_DIRECTION_: Wherever a line holds the string "this", copy that line.

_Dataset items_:
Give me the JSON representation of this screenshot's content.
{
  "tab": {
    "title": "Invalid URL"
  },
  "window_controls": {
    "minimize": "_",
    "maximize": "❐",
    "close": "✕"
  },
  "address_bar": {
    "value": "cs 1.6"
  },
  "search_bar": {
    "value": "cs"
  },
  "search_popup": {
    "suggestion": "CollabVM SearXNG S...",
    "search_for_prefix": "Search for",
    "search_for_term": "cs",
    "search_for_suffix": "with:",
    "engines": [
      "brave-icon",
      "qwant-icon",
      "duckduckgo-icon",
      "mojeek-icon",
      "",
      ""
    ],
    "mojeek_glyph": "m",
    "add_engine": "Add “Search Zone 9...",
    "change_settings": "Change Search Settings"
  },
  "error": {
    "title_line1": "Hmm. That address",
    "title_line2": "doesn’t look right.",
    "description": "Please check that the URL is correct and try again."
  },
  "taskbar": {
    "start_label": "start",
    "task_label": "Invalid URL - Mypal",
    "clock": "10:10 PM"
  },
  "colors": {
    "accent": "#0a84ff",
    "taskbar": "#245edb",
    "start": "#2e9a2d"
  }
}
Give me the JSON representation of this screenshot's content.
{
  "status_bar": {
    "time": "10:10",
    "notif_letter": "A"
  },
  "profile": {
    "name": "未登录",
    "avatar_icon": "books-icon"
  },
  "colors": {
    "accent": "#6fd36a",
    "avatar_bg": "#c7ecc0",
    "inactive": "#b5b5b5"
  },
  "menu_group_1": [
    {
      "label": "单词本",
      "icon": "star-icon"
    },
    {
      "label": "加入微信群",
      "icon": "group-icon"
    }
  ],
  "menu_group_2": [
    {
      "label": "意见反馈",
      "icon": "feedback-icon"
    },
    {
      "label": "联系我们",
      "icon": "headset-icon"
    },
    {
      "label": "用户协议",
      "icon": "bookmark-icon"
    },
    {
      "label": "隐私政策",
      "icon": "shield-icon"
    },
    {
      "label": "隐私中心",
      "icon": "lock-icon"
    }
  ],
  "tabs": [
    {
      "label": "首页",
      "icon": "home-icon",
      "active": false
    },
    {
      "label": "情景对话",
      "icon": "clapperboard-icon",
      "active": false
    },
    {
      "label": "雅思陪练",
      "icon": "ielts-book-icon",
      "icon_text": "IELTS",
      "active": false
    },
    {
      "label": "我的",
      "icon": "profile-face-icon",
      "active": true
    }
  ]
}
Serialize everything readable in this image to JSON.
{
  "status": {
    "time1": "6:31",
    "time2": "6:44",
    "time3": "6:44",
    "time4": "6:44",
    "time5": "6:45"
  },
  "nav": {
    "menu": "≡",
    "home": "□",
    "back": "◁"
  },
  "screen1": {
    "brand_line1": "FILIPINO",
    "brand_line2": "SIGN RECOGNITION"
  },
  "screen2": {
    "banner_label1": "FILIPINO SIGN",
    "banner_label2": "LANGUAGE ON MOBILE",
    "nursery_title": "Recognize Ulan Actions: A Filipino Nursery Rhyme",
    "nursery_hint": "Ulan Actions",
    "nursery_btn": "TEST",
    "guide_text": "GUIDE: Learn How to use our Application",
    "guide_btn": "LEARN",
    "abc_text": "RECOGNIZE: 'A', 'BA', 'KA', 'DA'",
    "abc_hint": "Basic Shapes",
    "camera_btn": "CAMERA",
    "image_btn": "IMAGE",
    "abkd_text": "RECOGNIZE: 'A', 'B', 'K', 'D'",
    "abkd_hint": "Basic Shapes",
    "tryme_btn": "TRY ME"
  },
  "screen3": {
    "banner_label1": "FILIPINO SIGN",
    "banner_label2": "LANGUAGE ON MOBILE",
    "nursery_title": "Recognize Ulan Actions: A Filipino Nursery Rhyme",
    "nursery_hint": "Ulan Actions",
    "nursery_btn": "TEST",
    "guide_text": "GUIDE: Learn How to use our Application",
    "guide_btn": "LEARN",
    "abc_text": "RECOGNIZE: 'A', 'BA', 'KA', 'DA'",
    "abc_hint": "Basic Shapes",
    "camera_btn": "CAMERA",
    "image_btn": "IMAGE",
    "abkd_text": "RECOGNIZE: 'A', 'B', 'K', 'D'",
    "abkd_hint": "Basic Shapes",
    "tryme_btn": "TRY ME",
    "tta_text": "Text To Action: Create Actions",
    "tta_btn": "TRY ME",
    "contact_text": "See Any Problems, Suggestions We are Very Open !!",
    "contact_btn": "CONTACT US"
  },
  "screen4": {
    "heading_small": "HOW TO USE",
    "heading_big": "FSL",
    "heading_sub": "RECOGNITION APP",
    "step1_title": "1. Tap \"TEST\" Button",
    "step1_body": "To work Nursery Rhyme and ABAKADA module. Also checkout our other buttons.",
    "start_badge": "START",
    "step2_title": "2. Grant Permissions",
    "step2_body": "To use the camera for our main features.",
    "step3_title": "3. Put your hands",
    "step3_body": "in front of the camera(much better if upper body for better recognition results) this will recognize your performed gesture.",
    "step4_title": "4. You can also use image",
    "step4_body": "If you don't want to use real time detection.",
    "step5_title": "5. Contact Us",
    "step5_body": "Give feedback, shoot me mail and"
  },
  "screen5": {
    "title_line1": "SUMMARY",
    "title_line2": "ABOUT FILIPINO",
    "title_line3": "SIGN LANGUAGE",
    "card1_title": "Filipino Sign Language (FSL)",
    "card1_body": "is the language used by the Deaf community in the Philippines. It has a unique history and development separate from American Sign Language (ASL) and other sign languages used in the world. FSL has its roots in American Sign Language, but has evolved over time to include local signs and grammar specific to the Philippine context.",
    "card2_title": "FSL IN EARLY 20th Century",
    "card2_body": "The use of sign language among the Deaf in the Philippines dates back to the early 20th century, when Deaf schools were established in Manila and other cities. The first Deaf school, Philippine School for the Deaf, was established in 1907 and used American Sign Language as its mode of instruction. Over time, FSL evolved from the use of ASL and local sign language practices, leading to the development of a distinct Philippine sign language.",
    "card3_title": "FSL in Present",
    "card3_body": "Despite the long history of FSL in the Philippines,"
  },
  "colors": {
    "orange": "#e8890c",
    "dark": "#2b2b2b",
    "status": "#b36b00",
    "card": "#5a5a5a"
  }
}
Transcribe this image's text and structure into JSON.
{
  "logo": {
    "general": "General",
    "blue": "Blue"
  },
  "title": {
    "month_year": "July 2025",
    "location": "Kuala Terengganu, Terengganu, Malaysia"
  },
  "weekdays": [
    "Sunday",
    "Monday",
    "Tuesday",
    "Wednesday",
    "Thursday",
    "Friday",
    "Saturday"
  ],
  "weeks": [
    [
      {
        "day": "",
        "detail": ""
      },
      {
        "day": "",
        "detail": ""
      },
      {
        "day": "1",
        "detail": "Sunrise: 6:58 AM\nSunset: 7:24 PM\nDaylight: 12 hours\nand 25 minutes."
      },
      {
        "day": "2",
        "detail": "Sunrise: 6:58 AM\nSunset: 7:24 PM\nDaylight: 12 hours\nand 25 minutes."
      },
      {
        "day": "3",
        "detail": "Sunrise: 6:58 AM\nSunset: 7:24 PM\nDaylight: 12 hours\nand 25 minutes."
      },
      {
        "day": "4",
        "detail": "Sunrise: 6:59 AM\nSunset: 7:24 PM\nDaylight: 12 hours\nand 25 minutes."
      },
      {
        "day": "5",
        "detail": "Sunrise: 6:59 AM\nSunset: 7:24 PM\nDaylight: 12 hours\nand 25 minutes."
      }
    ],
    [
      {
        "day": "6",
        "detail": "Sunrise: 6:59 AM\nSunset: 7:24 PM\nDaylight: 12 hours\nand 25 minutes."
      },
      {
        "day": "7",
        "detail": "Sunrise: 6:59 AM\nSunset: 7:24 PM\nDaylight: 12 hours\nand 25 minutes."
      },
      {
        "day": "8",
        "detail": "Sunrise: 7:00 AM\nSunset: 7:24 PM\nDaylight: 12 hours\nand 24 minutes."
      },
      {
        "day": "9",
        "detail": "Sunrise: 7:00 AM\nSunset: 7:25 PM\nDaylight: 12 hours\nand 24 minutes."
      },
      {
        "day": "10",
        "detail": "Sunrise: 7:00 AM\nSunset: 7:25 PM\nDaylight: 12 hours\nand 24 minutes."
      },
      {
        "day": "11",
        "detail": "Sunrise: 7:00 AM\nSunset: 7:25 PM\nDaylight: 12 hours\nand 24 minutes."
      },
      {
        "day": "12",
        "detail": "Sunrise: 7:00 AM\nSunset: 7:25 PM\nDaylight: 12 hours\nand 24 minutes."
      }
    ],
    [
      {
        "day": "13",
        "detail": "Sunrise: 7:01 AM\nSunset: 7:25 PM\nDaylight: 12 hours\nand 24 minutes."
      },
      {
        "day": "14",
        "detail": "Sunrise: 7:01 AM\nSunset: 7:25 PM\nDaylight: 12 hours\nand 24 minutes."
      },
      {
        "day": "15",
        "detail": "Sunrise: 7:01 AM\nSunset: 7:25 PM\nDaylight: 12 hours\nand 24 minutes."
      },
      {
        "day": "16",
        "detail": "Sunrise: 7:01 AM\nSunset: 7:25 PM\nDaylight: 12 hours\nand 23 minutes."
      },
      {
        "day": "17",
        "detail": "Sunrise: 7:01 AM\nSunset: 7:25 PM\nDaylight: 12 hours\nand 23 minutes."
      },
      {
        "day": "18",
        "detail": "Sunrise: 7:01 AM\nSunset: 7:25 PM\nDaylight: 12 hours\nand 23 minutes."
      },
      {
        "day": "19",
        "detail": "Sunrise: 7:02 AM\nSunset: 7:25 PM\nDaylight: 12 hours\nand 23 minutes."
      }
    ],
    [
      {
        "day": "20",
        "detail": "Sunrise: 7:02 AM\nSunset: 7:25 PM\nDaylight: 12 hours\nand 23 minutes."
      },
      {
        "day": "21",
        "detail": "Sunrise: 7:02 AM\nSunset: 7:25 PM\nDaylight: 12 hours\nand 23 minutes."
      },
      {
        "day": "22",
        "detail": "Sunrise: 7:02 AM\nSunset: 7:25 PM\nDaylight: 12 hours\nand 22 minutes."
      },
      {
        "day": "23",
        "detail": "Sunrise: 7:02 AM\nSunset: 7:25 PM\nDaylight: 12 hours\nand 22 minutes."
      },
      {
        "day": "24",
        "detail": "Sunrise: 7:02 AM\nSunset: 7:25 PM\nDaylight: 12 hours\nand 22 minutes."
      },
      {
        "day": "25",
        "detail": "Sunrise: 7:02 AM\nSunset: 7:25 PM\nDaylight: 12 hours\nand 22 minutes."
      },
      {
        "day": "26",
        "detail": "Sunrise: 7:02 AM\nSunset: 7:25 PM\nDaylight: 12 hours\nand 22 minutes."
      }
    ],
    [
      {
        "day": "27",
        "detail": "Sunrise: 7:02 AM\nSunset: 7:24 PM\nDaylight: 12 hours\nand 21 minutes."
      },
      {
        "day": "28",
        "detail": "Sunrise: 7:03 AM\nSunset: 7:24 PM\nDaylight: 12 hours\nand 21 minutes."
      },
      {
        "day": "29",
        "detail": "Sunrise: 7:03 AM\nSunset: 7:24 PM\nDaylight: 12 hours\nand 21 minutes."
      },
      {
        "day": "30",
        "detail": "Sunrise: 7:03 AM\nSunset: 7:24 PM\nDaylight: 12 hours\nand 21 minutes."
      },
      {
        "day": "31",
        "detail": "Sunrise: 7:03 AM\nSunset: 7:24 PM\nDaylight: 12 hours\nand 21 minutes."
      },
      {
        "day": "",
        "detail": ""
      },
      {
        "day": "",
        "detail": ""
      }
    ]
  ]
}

_SOLUTION TO THE EXERCISE_:
Give me the JSON representation of this screenshot's content.
Give me the JSON representation of this screenshot's content.
Serialize everything readable in this image to JSON.
    "step3_body": "in front of the camera(much better if upper body for better recognition results) this will recognize your performed gesture.",
Transcribe this image's text and structure into JSON.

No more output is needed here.